Saved data entries:
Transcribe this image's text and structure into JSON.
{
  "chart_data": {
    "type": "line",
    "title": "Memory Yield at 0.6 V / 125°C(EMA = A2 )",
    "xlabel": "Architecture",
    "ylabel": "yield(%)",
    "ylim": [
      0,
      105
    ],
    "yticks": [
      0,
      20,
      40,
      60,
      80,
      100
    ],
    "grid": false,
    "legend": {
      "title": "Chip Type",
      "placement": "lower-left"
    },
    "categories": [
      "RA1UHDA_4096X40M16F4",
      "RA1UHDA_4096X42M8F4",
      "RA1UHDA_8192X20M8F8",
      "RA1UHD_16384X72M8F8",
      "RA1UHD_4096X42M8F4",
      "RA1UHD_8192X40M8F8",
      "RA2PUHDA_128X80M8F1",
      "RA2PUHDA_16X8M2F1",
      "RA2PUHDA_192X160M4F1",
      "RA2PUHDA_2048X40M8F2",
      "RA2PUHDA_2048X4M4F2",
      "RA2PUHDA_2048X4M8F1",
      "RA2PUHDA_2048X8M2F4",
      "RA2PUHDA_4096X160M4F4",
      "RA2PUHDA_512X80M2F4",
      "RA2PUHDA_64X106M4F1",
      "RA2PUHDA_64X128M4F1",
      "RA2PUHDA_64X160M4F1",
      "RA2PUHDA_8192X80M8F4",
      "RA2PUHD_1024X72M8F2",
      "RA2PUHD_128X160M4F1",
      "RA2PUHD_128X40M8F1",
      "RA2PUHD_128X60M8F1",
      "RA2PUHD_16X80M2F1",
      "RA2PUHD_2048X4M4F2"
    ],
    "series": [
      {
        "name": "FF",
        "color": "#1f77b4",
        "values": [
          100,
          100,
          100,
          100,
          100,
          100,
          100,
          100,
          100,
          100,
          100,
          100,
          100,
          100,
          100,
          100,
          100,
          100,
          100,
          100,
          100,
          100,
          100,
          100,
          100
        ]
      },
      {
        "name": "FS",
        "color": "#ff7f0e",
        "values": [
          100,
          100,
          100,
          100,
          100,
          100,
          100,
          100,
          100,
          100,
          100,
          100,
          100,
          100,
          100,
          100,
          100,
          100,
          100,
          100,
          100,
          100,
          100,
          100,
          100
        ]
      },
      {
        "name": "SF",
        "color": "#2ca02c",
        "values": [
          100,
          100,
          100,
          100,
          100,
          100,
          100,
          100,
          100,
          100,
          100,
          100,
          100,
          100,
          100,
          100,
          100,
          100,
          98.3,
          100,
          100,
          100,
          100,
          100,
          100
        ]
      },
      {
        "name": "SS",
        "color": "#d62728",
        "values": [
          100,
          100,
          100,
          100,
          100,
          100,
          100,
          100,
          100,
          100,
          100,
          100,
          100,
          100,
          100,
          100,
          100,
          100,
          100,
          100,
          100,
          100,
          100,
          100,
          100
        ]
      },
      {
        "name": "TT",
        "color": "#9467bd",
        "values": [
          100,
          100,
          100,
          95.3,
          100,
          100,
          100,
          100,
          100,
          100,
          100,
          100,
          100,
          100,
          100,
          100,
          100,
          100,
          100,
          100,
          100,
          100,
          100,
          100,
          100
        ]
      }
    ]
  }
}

# [PROBLEM TO WORK ON]
Quote the data in full, keeping each word unchanged.

# [WRITTEN ANSWER]
Transcribe this image's text and structure into JSON.
{
  "chart_data": {
    "type": "line",
    "title": "Memory Yield at 0.6 V / 125°C(EMA = A2 )",
    "xlabel": "Architecture",
    "ylabel": "yield(%)",
    "ylim": [
      0,
      105
    ],
    "yticks": [
      0,
      20,
      40,
      60,
      80,
      100
    ],
    "grid": false,
    "legend": {
      "title": "Chip Type",
      "placement": "lower-left"
    },
    "categories": [
      "RA1UHDA_4096X40M16F4",
      "RA1UHDA_4096X42M8F4",
      "RA1UHDA_8192X20M8F8",
      "RA1UHD_16384X72M8F8",
      "RA1UHD_4096X42M8F4",
      "RA1UHD_8192X40M8F8",
      "RA2PUHDA_128X80M8F1",
      "RA2PUHDA_16X8M2F1",
      "RA2PUHDA_192X160M4F1",
      "RA2PUHDA_2048X40M8F2",
      "RA2PUHDA_2048X4M4F2",
      "RA2PUHDA_2048X4M8F1",
      "RA2PUHDA_2048X8M2F4",
      "RA2PUHDA_4096X160M4F4",
      "RA2PUHDA_512X80M2F4",
      "RA2PUHDA_64X106M4F1",
      "RA2PUHDA_64X128M4F1",
      "RA2PUHDA_64X160M4F1",
      "RA2PUHDA_8192X80M8F4",
      "RA2PUHD_1024X72M8F2",
      "RA2PUHD_128X160M4F1",
      "RA2PUHD_128X40M8F1",
      "RA2PUHD_128X60M8F1",
      "RA2PUHD_16X80M2F1",
      "RA2PUHD_2048X4M4F2"
    ],
    "series": [
      {
        "name": "FF",
        "color": "#1f77b4",
        "values": [
          100,
          100,
          100,
          100,
          100,
          100,
          100,
          100,
          100,
          100,
          100,
          100,
          100,
          100,
          100,
          100,
          100,
          100,
          100,
          100,
          100,
          100,
          100,
          100,
          100
        ]
      },
      {
        "name": "FS",
        "color": "#ff7f0e",
        "values": [
          100,
          100,
          100,
          100,
          100,
          100,
          100,
          100,
          100,
          100,
          100,
          100,
          100,
          100,
          100,
          100,
          100,
          100,
          100,
          100,
          100,
          100,
          100,
          100,
          100
        ]
      },
      {
        "name": "SF",
        "color": "#2ca02c",
        "values": [
          100,
          100,
          100,
          100,
          100,
          100,
          100,
          100,
          100,
          100,
          100,
          100,
          100,
          100,
          100,
          100,
          100,
          100,
          98.3,
          100,
          100,
          100,
          100,
          100,
          100
        ]
      },
      {
        "name": "SS",
        "color": "#d62728",
        "values": [
          100,
          100,
          100,
          100,
          100,
          100,
          100,
          100,
          100,
          100,
          100,
          100,
          100,
          100,
          100,
          100,
          100,
          100,
          100,
          100,
          100,
          100,
          100,
          100,
          100
        ]
      },
      {
        "name": "TT",
        "color": "#9467bd",
        "values": [
          100,
          100,
          100,
          95.3,
          100,
          100,
          100,
          100,
          100,
          100,
          100,
          100,
          100,
          100,
          100,
          100,
          100,
          100,
          100,
          100,
          100,
          100,
          100,
          100,
          100
        ]
      }
    ]
  }
}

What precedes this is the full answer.